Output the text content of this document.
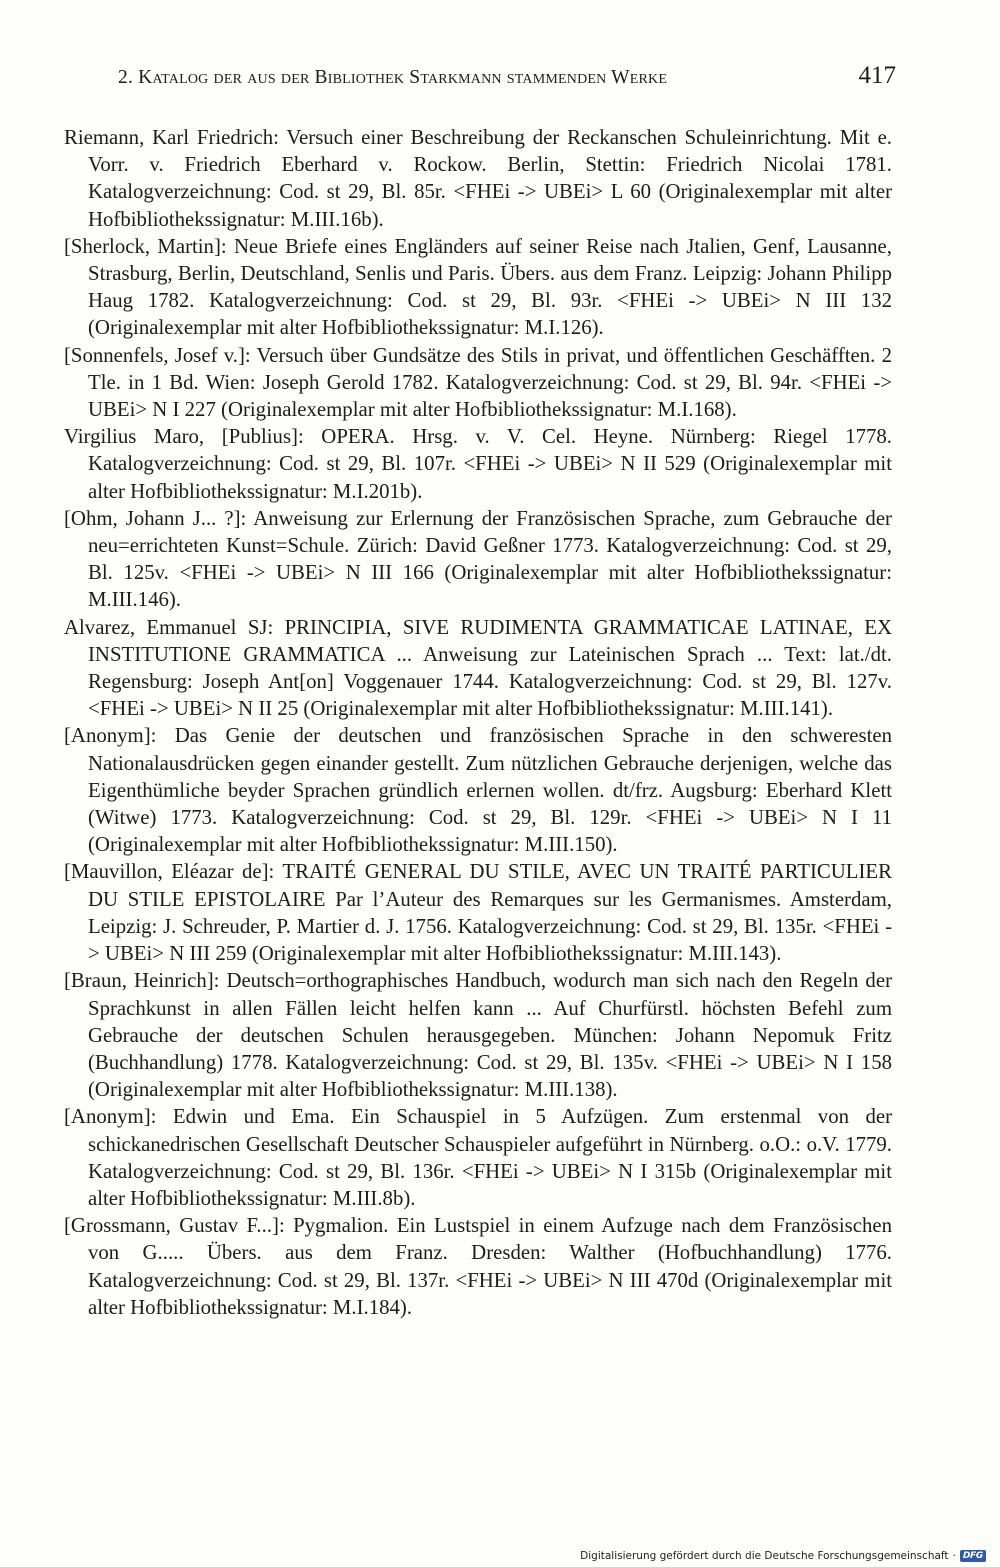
2. Katalog der aus der Bibliothek Starkmann stammenden Werke	417
Riemann, Karl Friedrich: Versuch einer Beschreibung der Reckanschen Schuleinrichtung. Mit e. Vorr. v. Friedrich Eberhard v. Rockow. Berlin, Stettin: Friedrich Nicolai 1781. Katalogverzeichnung: Cod. st 29, Bl. 85r. <FHEi -> UBEi> L 60 (Originalexemplar mit alter Hofbibliothekssignatur: M.III.16b).
[Sherlock, Martin]: Neue Briefe eines Engländers auf seiner Reise nach Jtalien, Genf, Lausanne, Strasburg, Berlin, Deutschland, Senlis und Paris. Übers. aus dem Franz. Leipzig: Johann Philipp Haug 1782. Katalogverzeichnung: Cod. st 29, Bl. 93r. <FHEi -> UBEi> N III 132 (Originalexemplar mit alter Hofbibliothekssignatur: M.I.126).
[Sonnenfels, Josef v.]: Versuch über Gundsätze des Stils in privat, und öffentlichen Geschäfften. 2 Tle. in 1 Bd. Wien: Joseph Gerold 1782. Katalogverzeichnung: Cod. st 29, Bl. 94r. <FHEi -> UBEi> N I 227 (Originalexemplar mit alter Hofbibliothekssignatur: M.I.168).
Virgilius Maro, [Publius]: OPERA. Hrsg. v. V. Cel. Heyne. Nürnberg: Riegel 1778. Katalogverzeichnung: Cod. st 29, Bl. 107r. <FHEi -> UBEi> N II 529 (Originalexemplar mit alter Hofbibliothekssignatur: M.I.201b).
[Ohm, Johann J... ?]: Anweisung zur Erlernung der Französischen Sprache, zum Gebrauche der neu=errichteten Kunst=Schule. Zürich: David Geßner 1773. Katalogverzeichnung: Cod. st 29, Bl. 125v. <FHEi -> UBEi> N III 166 (Originalexemplar mit alter Hofbibliothekssignatur: M.III.146).
Alvarez, Emmanuel SJ: PRINCIPIA, SIVE RUDIMENTA GRAMMATICAE LATINAE, EX INSTITUTIONE GRAMMATICA ... Anweisung zur Lateinischen Sprach ... Text: lat./dt. Regensburg: Joseph Ant[on] Voggenauer 1744. Katalogverzeichnung: Cod. st 29, Bl. 127v. <FHEi -> UBEi> N II 25 (Originalexemplar mit alter Hofbibliothekssignatur: M.III.141).
[Anonym]: Das Genie der deutschen und französischen Sprache in den schweresten Nationalausdrücken gegen einander gestellt. Zum nützlichen Gebrauche derjenigen, welche das Eigenthümliche beyder Sprachen gründlich erlernen wollen. dt/frz. Augsburg: Eberhard Klett (Witwe) 1773. Katalogverzeichnung: Cod. st 29, Bl. 129r. <FHEi -> UBEi> N I 11 (Originalexemplar mit alter Hofbibliothekssignatur: M.III.150).
[Mauvillon, Eléazar de]: TRAITÉ GENERAL DU STILE, AVEC UN TRAITÉ PARTICULIER DU STILE EPISTOLAIRE Par l’Auteur des Remarques sur les Germanismes. Amsterdam, Leipzig: J. Schreuder, P. Martier d. J. 1756. Katalogverzeichnung: Cod. st 29, Bl. 135r. <FHEi -> UBEi> N III 259 (Originalexemplar mit alter Hofbibliothekssignatur: M.III.143).
[Braun, Heinrich]: Deutsch=orthographisches Handbuch, wodurch man sich nach den Regeln der Sprachkunst in allen Fällen leicht helfen kann ... Auf Churfürstl. höchsten Befehl zum Gebrauche der deutschen Schulen herausgegeben. München: Johann Nepomuk Fritz (Buchhandlung) 1778. Katalogverzeichnung: Cod. st 29, Bl. 135v. <FHEi -> UBEi> N I 158 (Originalexemplar mit alter Hofbibliothekssignatur: M.III.138).
[Anonym]: Edwin und Ema. Ein Schauspiel in 5 Aufzügen. Zum erstenmal von der schickanedrischen Gesellschaft Deutscher Schauspieler aufgeführt in Nürnberg. o.O.: o.V. 1779. Katalogverzeichnung: Cod. st 29, Bl. 136r. <FHEi -> UBEi> N I 315b (Originalexemplar mit alter Hofbibliothekssignatur: M.III.8b).
[Grossmann, Gustav F...]: Pygmalion. Ein Lustspiel in einem Aufzuge nach dem Französischen von G..... Übers. aus dem Franz. Dresden: Walther (Hofbuchhandlung) 1776. Katalogverzeichnung: Cod. st 29, Bl. 137r. <FHEi -> UBEi> N III 470d (Originalexemplar mit alter Hofbibliothekssignatur: M.I.184).
Digitalisierung gefördert durch die Deutsche Forschungsgemeinschaft · DFG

*-*-*

Directive | Leave the images out, please, and restate each line word for word.

Task result |
Output the text content of this document.
2. Katalog der aus der Bibliothek Starkmann stammenden Werke	417
Riemann, Karl Friedrich: Versuch einer Beschreibung der Reckanschen Schuleinrichtung. Mit e. Vorr. v. Friedrich Eberhard v. Rockow. Berlin, Stettin: Friedrich Nicolai 1781. Katalogverzeichnung: Cod. st 29, Bl. 85r. <FHEi -> UBEi> L 60 (Originalexemplar mit alter Hofbibliothekssignatur: M.III.16b).
[Sherlock, Martin]: Neue Briefe eines Engländers auf seiner Reise nach Jtalien, Genf, Lausanne, Strasburg, Berlin, Deutschland, Senlis und Paris. Übers. aus dem Franz. Leipzig: Johann Philipp Haug 1782. Katalogverzeichnung: Cod. st 29, Bl. 93r. <FHEi -> UBEi> N III 132 (Originalexemplar mit alter Hofbibliothekssignatur: M.I.126).
[Sonnenfels, Josef v.]: Versuch über Gundsätze des Stils in privat, und öffentlichen Geschäfften. 2 Tle. in 1 Bd. Wien: Joseph Gerold 1782. Katalogverzeichnung: Cod. st 29, Bl. 94r. <FHEi -> UBEi> N I 227 (Originalexemplar mit alter Hofbibliothekssignatur: M.I.168).
Virgilius Maro, [Publius]: OPERA. Hrsg. v. V. Cel. Heyne. Nürnberg: Riegel 1778. Katalogverzeichnung: Cod. st 29, Bl. 107r. <FHEi -> UBEi> N II 529 (Originalexemplar mit alter Hofbibliothekssignatur: M.I.201b).
[Ohm, Johann J... ?]: Anweisung zur Erlernung der Französischen Sprache, zum Gebrauche der neu=errichteten Kunst=Schule. Zürich: David Geßner 1773. Katalogverzeichnung: Cod. st 29, Bl. 125v. <FHEi -> UBEi> N III 166 (Originalexemplar mit alter Hofbibliothekssignatur: M.III.146).
Alvarez, Emmanuel SJ: PRINCIPIA, SIVE RUDIMENTA GRAMMATICAE LATINAE, EX INSTITUTIONE GRAMMATICA ... Anweisung zur Lateinischen Sprach ... Text: lat./dt. Regensburg: Joseph Ant[on] Voggenauer 1744. Katalogverzeichnung: Cod. st 29, Bl. 127v. <FHEi -> UBEi> N II 25 (Originalexemplar mit alter Hofbibliothekssignatur: M.III.141).
[Anonym]: Das Genie der deutschen und französischen Sprache in den schweresten Nationalausdrücken gegen einander gestellt. Zum nützlichen Gebrauche derjenigen, welche das Eigenthümliche beyder Sprachen gründlich erlernen wollen. dt/frz. Augsburg: Eberhard Klett (Witwe) 1773. Katalogverzeichnung: Cod. st 29, Bl. 129r. <FHEi -> UBEi> N I 11 (Originalexemplar mit alter Hofbibliothekssignatur: M.III.150).
[Mauvillon, Eléazar de]: TRAITÉ GENERAL DU STILE, AVEC UN TRAITÉ PARTICULIER DU STILE EPISTOLAIRE Par l’Auteur des Remarques sur les Germanismes. Amsterdam, Leipzig: J. Schreuder, P. Martier d. J. 1756. Katalogverzeichnung: Cod. st 29, Bl. 135r. <FHEi -> UBEi> N III 259 (Originalexemplar mit alter Hofbibliothekssignatur: M.III.143).
[Braun, Heinrich]: Deutsch=orthographisches Handbuch, wodurch man sich nach den Regeln der Sprachkunst in allen Fällen leicht helfen kann ... Auf Churfürstl. höchsten Befehl zum Gebrauche der deutschen Schulen herausgegeben. München: Johann Nepomuk Fritz (Buchhandlung) 1778. Katalogverzeichnung: Cod. st 29, Bl. 135v. <FHEi -> UBEi> N I 158 (Originalexemplar mit alter Hofbibliothekssignatur: M.III.138).
[Anonym]: Edwin und Ema. Ein Schauspiel in 5 Aufzügen. Zum erstenmal von der schickanedrischen Gesellschaft Deutscher Schauspieler aufgeführt in Nürnberg. o.O.: o.V. 1779. Katalogverzeichnung: Cod. st 29, Bl. 136r. <FHEi -> UBEi> N I 315b (Originalexemplar mit alter Hofbibliothekssignatur: M.III.8b).
[Grossmann, Gustav F...]: Pygmalion. Ein Lustspiel in einem Aufzuge nach dem Französischen von G..... Übers. aus dem Franz. Dresden: Walther (Hofbuchhandlung) 1776. Katalogverzeichnung: Cod. st 29, Bl. 137r. <FHEi -> UBEi> N III 470d (Originalexemplar mit alter Hofbibliothekssignatur: M.I.184).
Digitalisierung gefördert durch die Deutsche Forschungsgemeinschaft · DFG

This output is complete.